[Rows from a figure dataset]
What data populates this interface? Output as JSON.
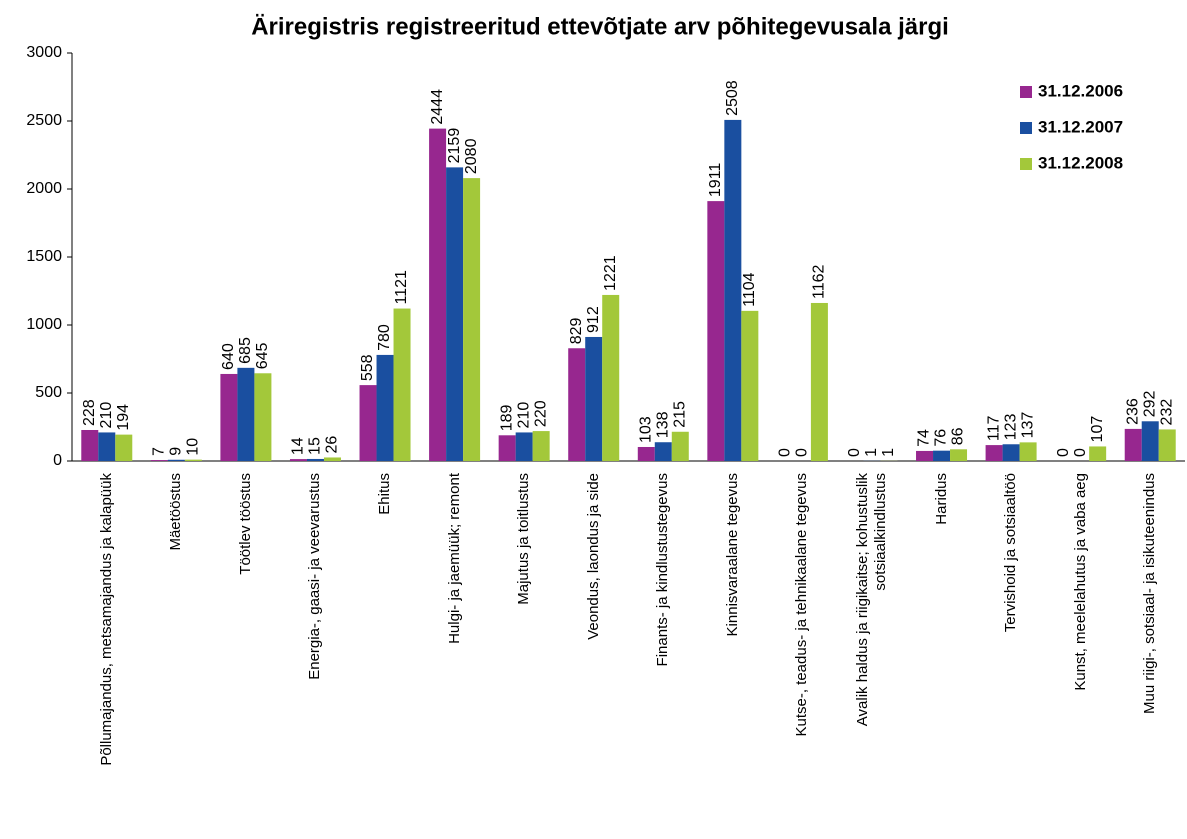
{
  "chart_data": {
    "type": "bar",
    "title": "Äriregistris registreeritud ettevõtjate arv põhitegevusala järgi",
    "categories": [
      "Põllumajandus, metsamajandus ja kalapüük",
      "Mäetööstus",
      "Töötlev tööstus",
      "Energia-, gaasi- ja veevarustus",
      "Ehitus",
      "Hulgi- ja jaemüük; remont",
      "Majutus ja toitlustus",
      "Veondus, laondus ja side",
      "Finants- ja kindlustustegevus",
      "Kinnisvaraalane tegevus",
      "Kutse-, teadus- ja tehnikaalane tegevus",
      "Avalik haldus ja riigikaitse; kohustuslik sotsiaalkindlustus",
      "Haridus",
      "Tervishoid ja sotsiaaltöö",
      "Kunst, meelelahutus ja vaba aeg",
      "Muu riigi-, sotsiaal- ja isikuteenindus"
    ],
    "series": [
      {
        "name": "31.12.2006",
        "color": "#97278f",
        "values": [
          228,
          7,
          640,
          14,
          558,
          2444,
          189,
          829,
          103,
          1911,
          0,
          0,
          74,
          117,
          0,
          236
        ]
      },
      {
        "name": "31.12.2007",
        "color": "#1a4fa0",
        "values": [
          210,
          9,
          685,
          15,
          780,
          2159,
          210,
          912,
          138,
          2508,
          0,
          1,
          76,
          123,
          0,
          292
        ]
      },
      {
        "name": "31.12.2008",
        "color": "#a3c83a",
        "values": [
          194,
          10,
          645,
          26,
          1121,
          2080,
          220,
          1221,
          215,
          1104,
          1162,
          1,
          86,
          137,
          107,
          232
        ]
      }
    ],
    "ylim": [
      0,
      3000
    ],
    "yticks": [
      0,
      500,
      1000,
      1500,
      2000,
      2500,
      3000
    ],
    "grid": false,
    "legend": "top-right"
  }
}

- TASK -
Write out each entry exactly as given, omitting any picture.

- OUTPUT FOR THIS TASK -
What data populates this interface? Output as JSON.
{
  "chart_data": {
    "type": "bar",
    "title": "Äriregistris registreeritud ettevõtjate arv põhitegevusala järgi",
    "categories": [
      "Põllumajandus, metsamajandus ja kalapüük",
      "Mäetööstus",
      "Töötlev tööstus",
      "Energia-, gaasi- ja veevarustus",
      "Ehitus",
      "Hulgi- ja jaemüük; remont",
      "Majutus ja toitlustus",
      "Veondus, laondus ja side",
      "Finants- ja kindlustustegevus",
      "Kinnisvaraalane tegevus",
      "Kutse-, teadus- ja tehnikaalane tegevus",
      "Avalik haldus ja riigikaitse; kohustuslik sotsiaalkindlustus",
      "Haridus",
      "Tervishoid ja sotsiaaltöö",
      "Kunst, meelelahutus ja vaba aeg",
      "Muu riigi-, sotsiaal- ja isikuteenindus"
    ],
    "series": [
      {
        "name": "31.12.2006",
        "color": "#97278f",
        "values": [
          228,
          7,
          640,
          14,
          558,
          2444,
          189,
          829,
          103,
          1911,
          0,
          0,
          74,
          117,
          0,
          236
        ]
      },
      {
        "name": "31.12.2007",
        "color": "#1a4fa0",
        "values": [
          210,
          9,
          685,
          15,
          780,
          2159,
          210,
          912,
          138,
          2508,
          0,
          1,
          76,
          123,
          0,
          292
        ]
      },
      {
        "name": "31.12.2008",
        "color": "#a3c83a",
        "values": [
          194,
          10,
          645,
          26,
          1121,
          2080,
          220,
          1221,
          215,
          1104,
          1162,
          1,
          86,
          137,
          107,
          232
        ]
      }
    ],
    "ylim": [
      0,
      3000
    ],
    "yticks": [
      0,
      500,
      1000,
      1500,
      2000,
      2500,
      3000
    ],
    "grid": false,
    "legend": "top-right"
  }
}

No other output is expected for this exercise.